__Problem requirements__
Would you extract the whole listing below and retype it exactly?

__Source material__
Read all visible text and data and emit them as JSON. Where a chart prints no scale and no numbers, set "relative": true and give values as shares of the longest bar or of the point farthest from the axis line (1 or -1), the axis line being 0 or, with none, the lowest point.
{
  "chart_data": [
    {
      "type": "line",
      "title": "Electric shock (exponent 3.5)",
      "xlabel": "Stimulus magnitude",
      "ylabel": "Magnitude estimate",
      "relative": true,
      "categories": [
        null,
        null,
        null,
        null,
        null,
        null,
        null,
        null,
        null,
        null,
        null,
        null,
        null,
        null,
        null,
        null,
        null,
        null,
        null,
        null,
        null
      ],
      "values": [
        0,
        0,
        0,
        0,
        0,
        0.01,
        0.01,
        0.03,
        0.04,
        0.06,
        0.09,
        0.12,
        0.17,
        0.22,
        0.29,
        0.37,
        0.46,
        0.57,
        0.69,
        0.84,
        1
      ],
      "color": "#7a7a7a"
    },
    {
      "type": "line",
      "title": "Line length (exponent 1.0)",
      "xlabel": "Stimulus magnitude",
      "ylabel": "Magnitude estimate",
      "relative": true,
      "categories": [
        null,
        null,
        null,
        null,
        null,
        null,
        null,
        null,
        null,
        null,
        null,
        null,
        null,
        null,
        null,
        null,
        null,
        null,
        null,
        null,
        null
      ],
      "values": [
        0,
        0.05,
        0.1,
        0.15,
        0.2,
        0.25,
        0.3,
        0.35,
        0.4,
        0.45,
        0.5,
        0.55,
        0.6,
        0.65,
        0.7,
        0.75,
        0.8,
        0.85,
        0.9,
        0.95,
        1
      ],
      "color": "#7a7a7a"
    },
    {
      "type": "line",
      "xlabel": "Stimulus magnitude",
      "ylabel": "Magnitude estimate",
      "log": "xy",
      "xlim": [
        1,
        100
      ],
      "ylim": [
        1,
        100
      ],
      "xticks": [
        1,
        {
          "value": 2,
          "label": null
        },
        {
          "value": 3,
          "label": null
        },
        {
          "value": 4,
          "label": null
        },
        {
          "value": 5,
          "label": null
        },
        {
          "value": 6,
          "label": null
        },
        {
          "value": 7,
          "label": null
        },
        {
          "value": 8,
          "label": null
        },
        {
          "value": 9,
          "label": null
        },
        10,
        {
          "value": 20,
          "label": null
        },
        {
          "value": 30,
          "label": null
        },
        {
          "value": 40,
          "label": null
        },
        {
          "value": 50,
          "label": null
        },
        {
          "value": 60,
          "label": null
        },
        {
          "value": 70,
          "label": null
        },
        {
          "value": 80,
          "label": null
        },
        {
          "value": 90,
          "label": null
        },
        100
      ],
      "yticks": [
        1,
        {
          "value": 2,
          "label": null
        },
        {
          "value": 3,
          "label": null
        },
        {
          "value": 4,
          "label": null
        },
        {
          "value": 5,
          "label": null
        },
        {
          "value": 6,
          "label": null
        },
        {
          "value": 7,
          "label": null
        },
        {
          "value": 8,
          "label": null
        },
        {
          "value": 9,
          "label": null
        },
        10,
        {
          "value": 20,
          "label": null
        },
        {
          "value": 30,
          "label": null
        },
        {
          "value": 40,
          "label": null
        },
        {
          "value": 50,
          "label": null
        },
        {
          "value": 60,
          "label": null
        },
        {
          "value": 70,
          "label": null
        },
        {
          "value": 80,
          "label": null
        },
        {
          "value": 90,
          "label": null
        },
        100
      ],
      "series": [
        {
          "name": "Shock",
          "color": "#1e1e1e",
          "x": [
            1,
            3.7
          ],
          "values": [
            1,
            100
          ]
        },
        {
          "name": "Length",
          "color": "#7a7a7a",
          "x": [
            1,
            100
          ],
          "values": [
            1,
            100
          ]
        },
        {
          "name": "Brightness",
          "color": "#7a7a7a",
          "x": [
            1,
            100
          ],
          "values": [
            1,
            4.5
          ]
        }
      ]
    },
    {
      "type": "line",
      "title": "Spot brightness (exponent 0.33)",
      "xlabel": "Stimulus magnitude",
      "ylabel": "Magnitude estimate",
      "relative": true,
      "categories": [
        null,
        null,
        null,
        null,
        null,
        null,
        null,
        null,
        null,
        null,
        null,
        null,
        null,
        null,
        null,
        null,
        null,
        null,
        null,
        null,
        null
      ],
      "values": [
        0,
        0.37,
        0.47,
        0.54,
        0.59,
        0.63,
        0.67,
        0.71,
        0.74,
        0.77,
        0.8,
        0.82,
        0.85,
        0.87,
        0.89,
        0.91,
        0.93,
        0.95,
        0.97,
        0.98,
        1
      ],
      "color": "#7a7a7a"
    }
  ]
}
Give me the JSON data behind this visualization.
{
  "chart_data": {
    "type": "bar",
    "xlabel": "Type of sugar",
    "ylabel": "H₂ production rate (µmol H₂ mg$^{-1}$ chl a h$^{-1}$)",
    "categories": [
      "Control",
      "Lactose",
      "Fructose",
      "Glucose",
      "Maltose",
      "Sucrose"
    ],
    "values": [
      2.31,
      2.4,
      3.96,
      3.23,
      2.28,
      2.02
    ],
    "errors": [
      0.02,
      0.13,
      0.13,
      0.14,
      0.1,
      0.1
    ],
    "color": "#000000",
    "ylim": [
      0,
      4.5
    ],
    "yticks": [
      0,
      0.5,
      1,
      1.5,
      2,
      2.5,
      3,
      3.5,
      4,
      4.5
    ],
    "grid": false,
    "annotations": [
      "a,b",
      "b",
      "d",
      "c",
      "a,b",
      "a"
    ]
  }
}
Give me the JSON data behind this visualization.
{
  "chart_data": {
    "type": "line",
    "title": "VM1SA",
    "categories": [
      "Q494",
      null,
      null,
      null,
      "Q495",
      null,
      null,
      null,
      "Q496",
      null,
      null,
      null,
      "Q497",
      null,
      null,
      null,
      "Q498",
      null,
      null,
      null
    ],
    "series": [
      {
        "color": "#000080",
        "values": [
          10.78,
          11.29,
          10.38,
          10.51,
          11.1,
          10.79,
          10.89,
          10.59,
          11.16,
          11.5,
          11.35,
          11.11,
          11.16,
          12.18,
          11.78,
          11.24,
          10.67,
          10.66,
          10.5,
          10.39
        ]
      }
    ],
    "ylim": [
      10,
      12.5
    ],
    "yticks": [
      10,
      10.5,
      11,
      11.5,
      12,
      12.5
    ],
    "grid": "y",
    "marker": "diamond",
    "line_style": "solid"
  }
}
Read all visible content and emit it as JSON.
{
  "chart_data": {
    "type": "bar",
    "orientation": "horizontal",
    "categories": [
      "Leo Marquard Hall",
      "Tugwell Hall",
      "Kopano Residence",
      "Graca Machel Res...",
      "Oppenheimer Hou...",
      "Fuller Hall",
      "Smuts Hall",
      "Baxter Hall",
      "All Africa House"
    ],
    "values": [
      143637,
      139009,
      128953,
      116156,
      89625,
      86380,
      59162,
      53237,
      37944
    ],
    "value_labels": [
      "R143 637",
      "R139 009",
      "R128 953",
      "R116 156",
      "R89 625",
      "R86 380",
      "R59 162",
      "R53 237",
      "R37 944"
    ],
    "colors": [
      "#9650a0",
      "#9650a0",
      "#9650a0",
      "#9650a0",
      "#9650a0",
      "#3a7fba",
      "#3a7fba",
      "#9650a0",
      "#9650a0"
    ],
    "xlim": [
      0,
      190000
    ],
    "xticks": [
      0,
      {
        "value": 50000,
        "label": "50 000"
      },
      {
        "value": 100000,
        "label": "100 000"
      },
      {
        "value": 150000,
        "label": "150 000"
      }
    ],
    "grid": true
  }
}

__Full response__
Read all visible text and data and emit them as JSON. Where a chart prints no scale and no numbers, set "relative": true and give values as shares of the longest bar or of the point farthest from the axis line (1 or -1), the axis line being 0 or, with none, the lowest point.
{
  "chart_data": [
    {
      "type": "line",
      "title": "Electric shock (exponent 3.5)",
      "xlabel": "Stimulus magnitude",
      "ylabel": "Magnitude estimate",
      "relative": true,
      "categories": [
        null,
        null,
        null,
        null,
        null,
        null,
        null,
        null,
        null,
        null,
        null,
        null,
        null,
        null,
        null,
        null,
        null,
        null,
        null,
        null,
        null
      ],
      "values": [
        0,
        0,
        0,
        0,
        0,
        0.01,
        0.01,
        0.03,
        0.04,
        0.06,
        0.09,
        0.12,
        0.17,
        0.22,
        0.29,
        0.37,
        0.46,
        0.57,
        0.69,
        0.84,
        1
      ],
      "color": "#7a7a7a"
    },
    {
      "type": "line",
      "title": "Line length (exponent 1.0)",
      "xlabel": "Stimulus magnitude",
      "ylabel": "Magnitude estimate",
      "relative": true,
      "categories": [
        null,
        null,
        null,
        null,
        null,
        null,
        null,
        null,
        null,
        null,
        null,
        null,
        null,
        null,
        null,
        null,
        null,
        null,
        null,
        null,
        null
      ],
      "values": [
        0,
        0.05,
        0.1,
        0.15,
        0.2,
        0.25,
        0.3,
        0.35,
        0.4,
        0.45,
        0.5,
        0.55,
        0.6,
        0.65,
        0.7,
        0.75,
        0.8,
        0.85,
        0.9,
        0.95,
        1
      ],
      "color": "#7a7a7a"
    },
    {
      "type": "line",
      "xlabel": "Stimulus magnitude",
      "ylabel": "Magnitude estimate",
      "log": "xy",
      "xlim": [
        1,
        100
      ],
      "ylim": [
        1,
        100
      ],
      "xticks": [
        1,
        {
          "value": 2,
          "label": null
        },
        {
          "value": 3,
          "label": null
        },
        {
          "value": 4,
          "label": null
        },
        {
          "value": 5,
          "label": null
        },
        {
          "value": 6,
          "label": null
        },
        {
          "value": 7,
          "label": null
        },
        {
          "value": 8,
          "label": null
        },
        {
          "value": 9,
          "label": null
        },
        10,
        {
          "value": 20,
          "label": null
        },
        {
          "value": 30,
          "label": null
        },
        {
          "value": 40,
          "label": null
        },
        {
          "value": 50,
          "label": null
        },
        {
          "value": 60,
          "label": null
        },
        {
          "value": 70,
          "label": null
        },
        {
          "value": 80,
          "label": null
        },
        {
          "value": 90,
          "label": null
        },
        100
      ],
      "yticks": [
        1,
        {
          "value": 2,
          "label": null
        },
        {
          "value": 3,
          "label": null
        },
        {
          "value": 4,
          "label": null
        },
        {
          "value": 5,
          "label": null
        },
        {
          "value": 6,
          "label": null
        },
        {
          "value": 7,
          "label": null
        },
        {
          "value": 8,
          "label": null
        },
        {
          "value": 9,
          "label": null
        },
        10,
        {
          "value": 20,
          "label": null
        },
        {
          "value": 30,
          "label": null
        },
        {
          "value": 40,
          "label": null
        },
        {
          "value": 50,
          "label": null
        },
        {
          "value": 60,
          "label": null
        },
        {
          "value": 70,
          "label": null
        },
        {
          "value": 80,
          "label": null
        },
        {
          "value": 90,
          "label": null
        },
        100
      ],
      "series": [
        {
          "name": "Shock",
          "color": "#1e1e1e",
          "x": [
            1,
            3.7
          ],
          "values": [
            1,
            100
          ]
        },
        {
          "name": "Length",
          "color": "#7a7a7a",
          "x": [
            1,
            100
          ],
          "values": [
            1,
            100
          ]
        },
        {
          "name": "Brightness",
          "color": "#7a7a7a",
          "x": [
            1,
            100
          ],
          "values": [
            1,
            4.5
          ]
        }
      ]
    },
    {
      "type": "line",
      "title": "Spot brightness (exponent 0.33)",
      "xlabel": "Stimulus magnitude",
      "ylabel": "Magnitude estimate",
      "relative": true,
      "categories": [
        null,
        null,
        null,
        null,
        null,
        null,
        null,
        null,
        null,
        null,
        null,
        null,
        null,
        null,
        null,
        null,
        null,
        null,
        null,
        null,
        null
      ],
      "values": [
        0,
        0.37,
        0.47,
        0.54,
        0.59,
        0.63,
        0.67,
        0.71,
        0.74,
        0.77,
        0.8,
        0.82,
        0.85,
        0.87,
        0.89,
        0.91,
        0.93,
        0.95,
        0.97,
        0.98,
        1
      ],
      "color": "#7a7a7a"
    }
  ]
}
Give me the JSON data behind this visualization.
{
  "chart_data": {
    "type": "bar",
    "xlabel": "Type of sugar",
    "ylabel": "H₂ production rate (µmol H₂ mg$^{-1}$ chl a h$^{-1}$)",
    "categories": [
      "Control",
      "Lactose",
      "Fructose",
      "Glucose",
      "Maltose",
      "Sucrose"
    ],
    "values": [
      2.31,
      2.4,
      3.96,
      3.23,
      2.28,
      2.02
    ],
    "errors": [
      0.02,
      0.13,
      0.13,
      0.14,
      0.1,
      0.1
    ],
    "color": "#000000",
    "ylim": [
      0,
      4.5
    ],
    "yticks": [
      0,
      0.5,
      1,
      1.5,
      2,
      2.5,
      3,
      3.5,
      4,
      4.5
    ],
    "grid": false,
    "annotations": [
      "a,b",
      "b",
      "d",
      "c",
      "a,b",
      "a"
    ]
  }
}
Give me the JSON data behind this visualization.
{
  "chart_data": {
    "type": "line",
    "title": "VM1SA",
    "categories": [
      "Q494",
      null,
      null,
      null,
      "Q495",
      null,
      null,
      null,
      "Q496",
      null,
      null,
      null,
      "Q497",
      null,
      null,
      null,
      "Q498",
      null,
      null,
      null
    ],
    "series": [
      {
        "color": "#000080",
        "values": [
          10.78,
          11.29,
          10.38,
          10.51,
          11.1,
          10.79,
          10.89,
          10.59,
          11.16,
          11.5,
          11.35,
          11.11,
          11.16,
          12.18,
          11.78,
          11.24,
          10.67,
          10.66,
          10.5,
          10.39
        ]
      }
    ],
    "ylim": [
      10,
      12.5
    ],
    "yticks": [
      10,
      10.5,
      11,
      11.5,
      12,
      12.5
    ],
    "grid": "y",
    "marker": "diamond",
    "line_style": "solid"
  }
}
Read all visible content and emit it as JSON.
{
  "chart_data": {
    "type": "bar",
    "orientation": "horizontal",
    "categories": [
      "Leo Marquard Hall",
      "Tugwell Hall",
      "Kopano Residence",
      "Graca Machel Res...",
      "Oppenheimer Hou...",
      "Fuller Hall",
      "Smuts Hall",
      "Baxter Hall",
      "All Africa House"
    ],
    "values": [
      143637,
      139009,
      128953,
      116156,
      89625,
      86380,
      59162,
      53237,
      37944
    ],
    "value_labels": [
      "R143 637",
      "R139 009",
      "R128 953",
      "R116 156",
      "R89 625",
      "R86 380",
      "R59 162",
      "R53 237",
      "R37 944"
    ],
    "colors": [
      "#9650a0",
      "#9650a0",
      "#9650a0",
      "#9650a0",
      "#9650a0",
      "#3a7fba",
      "#3a7fba",
      "#9650a0",
      "#9650a0"
    ],
    "xlim": [
      0,
      190000
    ],
    "xticks": [
      0,
      {
        "value": 50000,
        "label": "50 000"
      },
      {
        "value": 100000,
        "label": "100 000"
      },
      {
        "value": 150000,
        "label": "150 000"
      }
    ],
    "grid": true
  }
}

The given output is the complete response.